[WHAT NEEDS TO BE DONE] In the listing below, find every line with the string "immigration" and pull it out.

--

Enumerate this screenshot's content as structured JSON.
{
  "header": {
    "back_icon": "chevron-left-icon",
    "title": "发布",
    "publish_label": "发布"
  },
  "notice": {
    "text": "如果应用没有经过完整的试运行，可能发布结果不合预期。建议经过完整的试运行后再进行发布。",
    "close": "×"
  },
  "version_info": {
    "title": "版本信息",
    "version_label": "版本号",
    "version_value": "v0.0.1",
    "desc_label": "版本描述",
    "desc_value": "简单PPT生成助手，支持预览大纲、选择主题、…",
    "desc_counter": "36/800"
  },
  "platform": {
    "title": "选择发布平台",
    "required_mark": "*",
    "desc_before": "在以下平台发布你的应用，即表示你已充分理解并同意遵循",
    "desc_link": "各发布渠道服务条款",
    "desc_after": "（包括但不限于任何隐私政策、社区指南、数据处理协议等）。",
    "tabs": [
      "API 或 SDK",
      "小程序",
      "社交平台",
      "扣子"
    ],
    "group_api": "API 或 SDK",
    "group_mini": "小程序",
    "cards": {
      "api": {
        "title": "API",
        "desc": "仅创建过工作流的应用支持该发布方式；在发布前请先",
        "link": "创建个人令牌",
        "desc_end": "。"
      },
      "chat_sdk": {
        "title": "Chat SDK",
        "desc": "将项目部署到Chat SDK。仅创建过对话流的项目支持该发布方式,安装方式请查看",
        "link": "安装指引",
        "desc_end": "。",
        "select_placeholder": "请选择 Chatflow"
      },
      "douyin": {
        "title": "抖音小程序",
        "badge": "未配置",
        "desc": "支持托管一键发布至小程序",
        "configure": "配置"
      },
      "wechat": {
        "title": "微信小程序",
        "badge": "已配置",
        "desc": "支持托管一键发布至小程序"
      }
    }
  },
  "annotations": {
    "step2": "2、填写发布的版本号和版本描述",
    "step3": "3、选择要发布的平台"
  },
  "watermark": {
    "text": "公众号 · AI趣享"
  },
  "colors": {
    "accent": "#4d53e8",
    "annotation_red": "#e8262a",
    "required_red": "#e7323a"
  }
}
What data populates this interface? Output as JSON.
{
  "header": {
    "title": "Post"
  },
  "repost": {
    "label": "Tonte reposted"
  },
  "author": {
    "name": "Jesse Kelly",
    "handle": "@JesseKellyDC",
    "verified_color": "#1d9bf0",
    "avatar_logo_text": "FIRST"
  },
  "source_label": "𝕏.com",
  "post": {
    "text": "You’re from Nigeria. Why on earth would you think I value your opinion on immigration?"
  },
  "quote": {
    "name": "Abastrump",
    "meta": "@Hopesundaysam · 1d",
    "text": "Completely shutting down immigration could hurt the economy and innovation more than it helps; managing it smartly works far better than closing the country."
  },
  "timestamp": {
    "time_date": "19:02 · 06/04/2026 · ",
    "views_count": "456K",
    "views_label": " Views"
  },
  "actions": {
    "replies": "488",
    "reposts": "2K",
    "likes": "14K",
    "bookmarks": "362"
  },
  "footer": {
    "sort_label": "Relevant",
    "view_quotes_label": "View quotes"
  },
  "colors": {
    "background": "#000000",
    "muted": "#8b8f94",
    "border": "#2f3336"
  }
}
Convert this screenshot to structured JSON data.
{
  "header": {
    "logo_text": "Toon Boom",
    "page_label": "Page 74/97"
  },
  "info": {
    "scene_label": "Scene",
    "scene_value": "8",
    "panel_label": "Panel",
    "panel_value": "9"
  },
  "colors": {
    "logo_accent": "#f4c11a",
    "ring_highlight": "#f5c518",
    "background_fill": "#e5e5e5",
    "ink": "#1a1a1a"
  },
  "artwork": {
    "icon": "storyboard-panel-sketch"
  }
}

--

[SOLUTION FOR THIS PROBLEM]
    "text": "You’re from Nigeria. Why on earth would you think I value your opinion on immigration?"
    "text": "Completely shutting down immigration could hurt the economy and innovation more than it helps; managing it smartly works far better than closing the country."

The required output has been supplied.